-- START --
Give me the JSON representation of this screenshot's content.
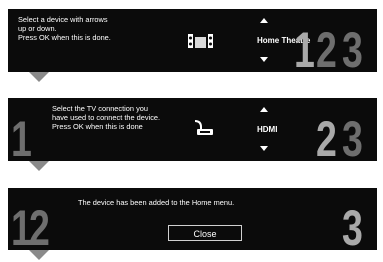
{
  "step1": {
    "instruction_lines": [
      "Select a device with arrows",
      "up or down.",
      "Press OK when this is done."
    ],
    "selected_value": "Home Theatre",
    "step_numbers": [
      "1",
      "2",
      "3"
    ],
    "icon": "home-theatre-speakers-icon"
  },
  "step2": {
    "instruction_lines": [
      "Select the TV connection you",
      "have used to connect the device.",
      "Press OK when this is done"
    ],
    "selected_value": "HDMI",
    "step_numbers": [
      "1",
      "2",
      "3"
    ],
    "icon": "hdmi-cable-icon"
  },
  "step3": {
    "message": "The device has been added to the Home menu.",
    "close_label": "Close",
    "step_numbers": [
      "1",
      "2",
      "3"
    ]
  },
  "colors": {
    "panel_background": "#0b0b0b",
    "inactive_step_number": "#6e6e6e",
    "active_step_number": "#a9a9a9",
    "pointer": "#8a8a8a"
  }
}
-- END --
# [What is required]
Reproduce each entry verbatim, excluding any embedded images.

# [The response]
Give me the JSON representation of this screenshot's content.
{
  "step1": {
    "instruction_lines": [
      "Select a device with arrows",
      "up or down.",
      "Press OK when this is done."
    ],
    "selected_value": "Home Theatre",
    "step_numbers": [
      "1",
      "2",
      "3"
    ],
    "icon": "home-theatre-speakers-icon"
  },
  "step2": {
    "instruction_lines": [
      "Select the TV connection you",
      "have used to connect the device.",
      "Press OK when this is done"
    ],
    "selected_value": "HDMI",
    "step_numbers": [
      "1",
      "2",
      "3"
    ],
    "icon": "hdmi-cable-icon"
  },
  "step3": {
    "message": "The device has been added to the Home menu.",
    "close_label": "Close",
    "step_numbers": [
      "1",
      "2",
      "3"
    ]
  },
  "colors": {
    "panel_background": "#0b0b0b",
    "inactive_step_number": "#6e6e6e",
    "active_step_number": "#a9a9a9",
    "pointer": "#8a8a8a"
  }
}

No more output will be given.